- [Work to complete]
Extract the text of each entry below exactly, leaving every image behind.

Extracted data entries:
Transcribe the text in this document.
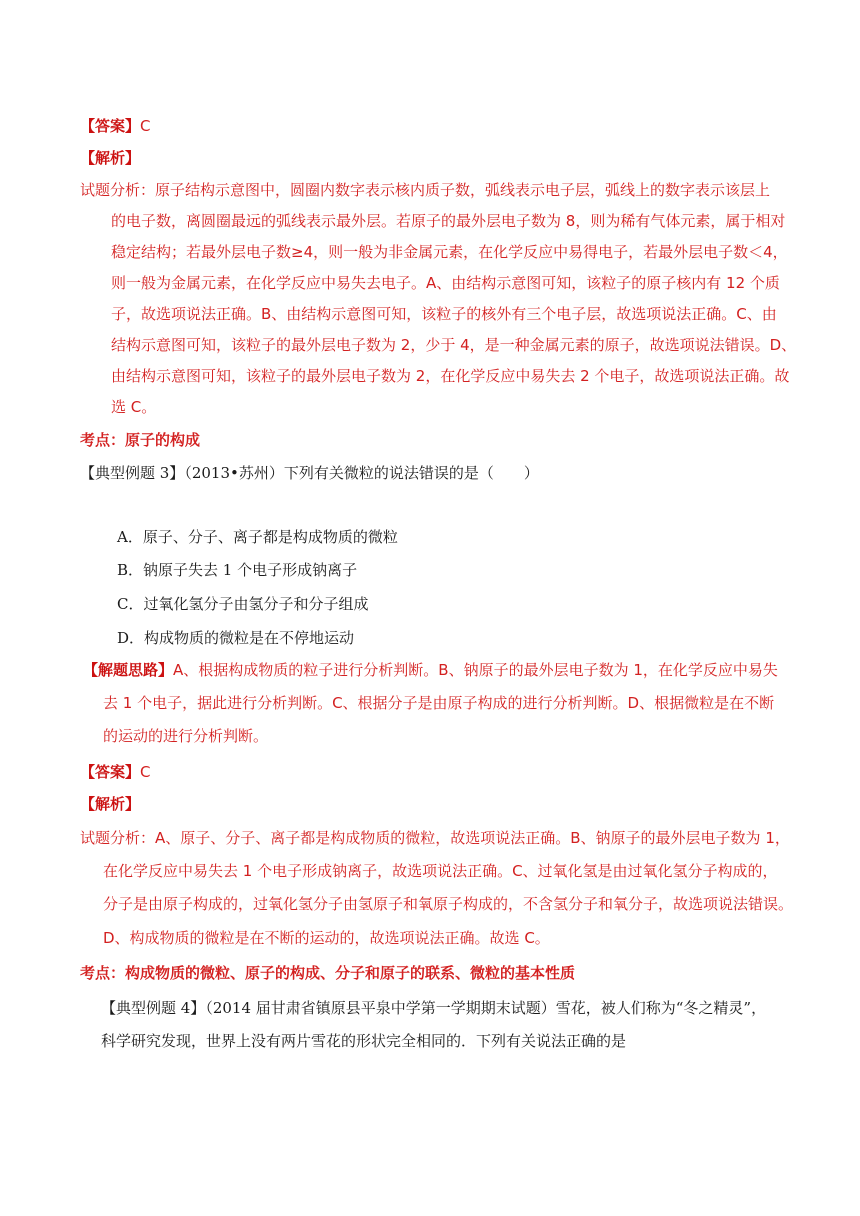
【答案】C
【解析】
试题分析：原子结构示意图中，圆圈内数字表示核内质子数，弧线表示电子层，弧线上的数字表示该层上
的电子数，离圆圈最远的弧线表示最外层。若原子的最外层电子数为 8，则为稀有气体元素，属于相对
稳定结构；若最外层电子数≥4，则一般为非金属元素，在化学反应中易得电子，若最外层电子数＜4，
则一般为金属元素，在化学反应中易失去电子。A、由结构示意图可知，该粒子的原子核内有 12 个质
子，故选项说法正确。B、由结构示意图可知，该粒子的核外有三个电子层，故选项说法正确。C、由
结构示意图可知，该粒子的最外层电子数为 2，少于 4，是一种金属元素的原子，故选项说法错误。D、
由结构示意图可知，该粒子的最外层电子数为 2，在化学反应中易失去 2 个电子，故选项说法正确。故
选 C。
考点：原子的构成
【典型例题 3】（2013•苏州）下列有关微粒的说法错误的是（　　）
A．原子、分子、离子都是构成物质的微粒
B．钠原子失去 1 个电子形成钠离子
C．过氧化氢分子由氢分子和分子组成
D．构成物质的微粒是在不停地运动
【解题思路】A、根据构成物质的粒子进行分析判断。B、钠原子的最外层电子数为 1，在化学反应中易失
去 1 个电子，据此进行分析判断。C、根据分子是由原子构成的进行分析判断。D、根据微粒是在不断
的运动的进行分析判断。
【答案】C
【解析】
试题分析：A、原子、分子、离子都是构成物质的微粒，故选项说法正确。B、钠原子的最外层电子数为 1，
在化学反应中易失去 1 个电子形成钠离子，故选项说法正确。C、过氧化氢是由过氧化氢分子构成的，
分子是由原子构成的，过氧化氢分子由氢原子和氧原子构成的，不含氢分子和氧分子，故选项说法错误。
D、构成物质的微粒是在不断的运动的，故选项说法正确。故选 C。
考点：构成物质的微粒、原子的构成、分子和原子的联系、微粒的基本性质
【典型例题 4】（2014 届甘肃省镇原县平泉中学第一学期期末试题）雪花，被人们称为“冬之精灵”，
科学研究发现，世界上没有两片雪花的形状完全相同的．下列有关说法正确的是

- [Response]
Transcribe the text in this document.
【答案】C
【解析】
试题分析：原子结构示意图中，圆圈内数字表示核内质子数，弧线表示电子层，弧线上的数字表示该层上
的电子数，离圆圈最远的弧线表示最外层。若原子的最外层电子数为 8，则为稀有气体元素，属于相对
稳定结构；若最外层电子数≥4，则一般为非金属元素，在化学反应中易得电子，若最外层电子数＜4，
则一般为金属元素，在化学反应中易失去电子。A、由结构示意图可知，该粒子的原子核内有 12 个质
子，故选项说法正确。B、由结构示意图可知，该粒子的核外有三个电子层，故选项说法正确。C、由
结构示意图可知，该粒子的最外层电子数为 2，少于 4，是一种金属元素的原子，故选项说法错误。D、
由结构示意图可知，该粒子的最外层电子数为 2，在化学反应中易失去 2 个电子，故选项说法正确。故
选 C。
考点：原子的构成
【典型例题 3】（2013•苏州）下列有关微粒的说法错误的是（　　）
A．原子、分子、离子都是构成物质的微粒
B．钠原子失去 1 个电子形成钠离子
C．过氧化氢分子由氢分子和分子组成
D．构成物质的微粒是在不停地运动
【解题思路】A、根据构成物质的粒子进行分析判断。B、钠原子的最外层电子数为 1，在化学反应中易失
去 1 个电子，据此进行分析判断。C、根据分子是由原子构成的进行分析判断。D、根据微粒是在不断
的运动的进行分析判断。
【答案】C
【解析】
试题分析：A、原子、分子、离子都是构成物质的微粒，故选项说法正确。B、钠原子的最外层电子数为 1，
在化学反应中易失去 1 个电子形成钠离子，故选项说法正确。C、过氧化氢是由过氧化氢分子构成的，
分子是由原子构成的，过氧化氢分子由氢原子和氧原子构成的，不含氢分子和氧分子，故选项说法错误。
D、构成物质的微粒是在不断的运动的，故选项说法正确。故选 C。
考点：构成物质的微粒、原子的构成、分子和原子的联系、微粒的基本性质
【典型例题 4】（2014 届甘肃省镇原县平泉中学第一学期期末试题）雪花，被人们称为“冬之精灵”，
科学研究发现，世界上没有两片雪花的形状完全相同的．下列有关说法正确的是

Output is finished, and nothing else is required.